Work to do =
Reproduce every entry below precisely. Pictures are excluded from the copy.
********************
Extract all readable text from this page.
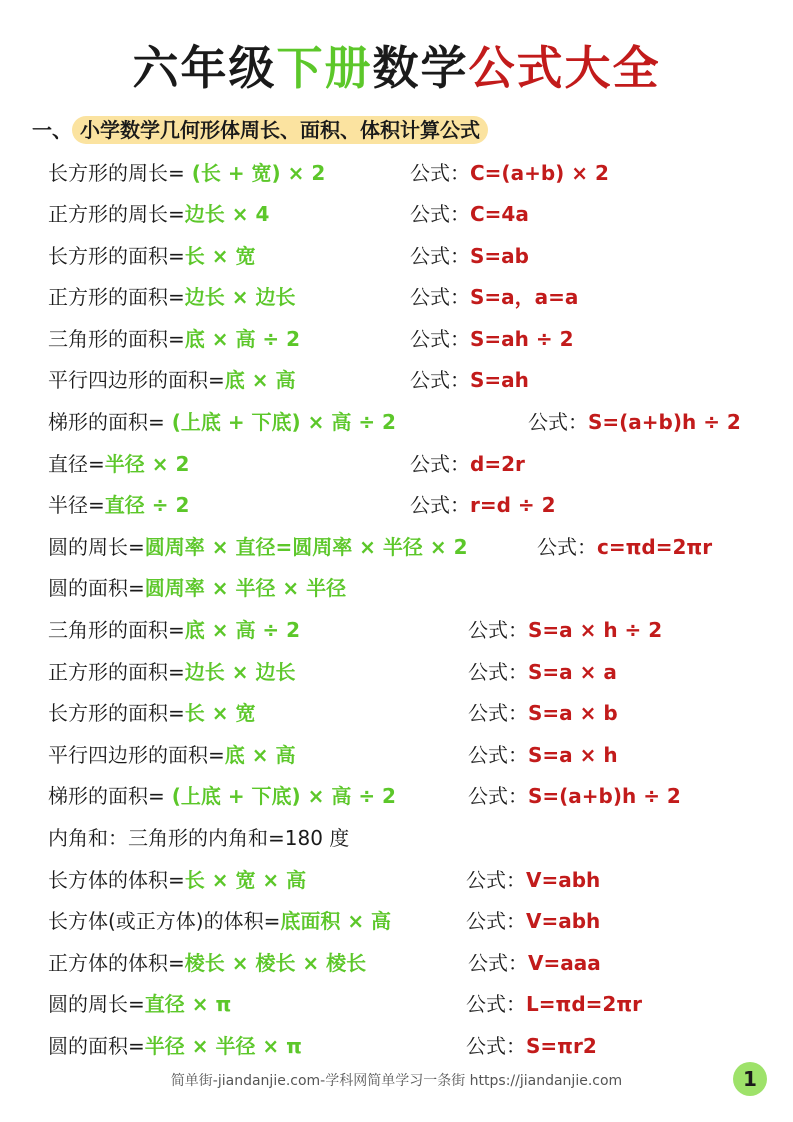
六年级下册数学公式大全
一、 小学数学几何形体周长、面积、体积计算公式
长方形的周长= (长 + 宽) × 2	公式：C=(a+b) × 2
正方形的周长=边长 × 4	公式：C=4a
长方形的面积=长 × 宽	公式：S=ab
正方形的面积=边长 × 边长	公式：S=a，a=a
三角形的面积=底 × 高 ÷ 2	公式：S=ah ÷ 2
平行四边形的面积=底 × 高	公式：S=ah
梯形的面积= (上底 + 下底) × 高 ÷ 2	公式：S=(a+b)h ÷ 2
直径=半径 × 2	公式：d=2r
半径=直径 ÷ 2	公式：r=d ÷ 2
圆的周长=圆周率 × 直径=圆周率 × 半径 × 2	公式：c=πd=2πr
圆的面积=圆周率 × 半径 × 半径
三角形的面积=底 × 高 ÷ 2	公式：S=a × h ÷ 2
正方形的面积=边长 × 边长	公式：S=a × a
长方形的面积=长 × 宽	公式：S=a × b
平行四边形的面积=底 × 高	公式：S=a × h
梯形的面积= (上底 + 下底) × 高 ÷ 2	公式：S=(a+b)h ÷ 2
内角和：三角形的内角和=180 度
长方体的体积=长 × 宽 × 高	公式：V=abh
长方体(或正方体)的体积=底面积 × 高	公式：V=abh
正方体的体积=棱长 × 棱长 × 棱长	公式：V=aaa
圆的周长=直径 × π	公式：L=πd=2πr
圆的面积=半径 × 半径 × π	公式：S=πr2
简单街-jiandanjie.com-学科网简单学习一条街 https://jiandanjie.com	1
********************
Solution to this problem =
Extract all readable text from this page.
六年级下册数学公式大全
一、 小学数学几何形体周长、面积、体积计算公式
长方形的周长= (长 + 宽) × 2	公式：C=(a+b) × 2
正方形的周长=边长 × 4	公式：C=4a
长方形的面积=长 × 宽	公式：S=ab
正方形的面积=边长 × 边长	公式：S=a，a=a
三角形的面积=底 × 高 ÷ 2	公式：S=ah ÷ 2
平行四边形的面积=底 × 高	公式：S=ah
梯形的面积= (上底 + 下底) × 高 ÷ 2	公式：S=(a+b)h ÷ 2
直径=半径 × 2	公式：d=2r
半径=直径 ÷ 2	公式：r=d ÷ 2
圆的周长=圆周率 × 直径=圆周率 × 半径 × 2	公式：c=πd=2πr
圆的面积=圆周率 × 半径 × 半径
三角形的面积=底 × 高 ÷ 2	公式：S=a × h ÷ 2
正方形的面积=边长 × 边长	公式：S=a × a
长方形的面积=长 × 宽	公式：S=a × b
平行四边形的面积=底 × 高	公式：S=a × h
梯形的面积= (上底 + 下底) × 高 ÷ 2	公式：S=(a+b)h ÷ 2
内角和：三角形的内角和=180 度
长方体的体积=长 × 宽 × 高	公式：V=abh
长方体(或正方体)的体积=底面积 × 高	公式：V=abh
正方体的体积=棱长 × 棱长 × 棱长	公式：V=aaa
圆的周长=直径 × π	公式：L=πd=2πr
圆的面积=半径 × 半径 × π	公式：S=πr2
简单街-jiandanjie.com-学科网简单学习一条街 https://jiandanjie.com	1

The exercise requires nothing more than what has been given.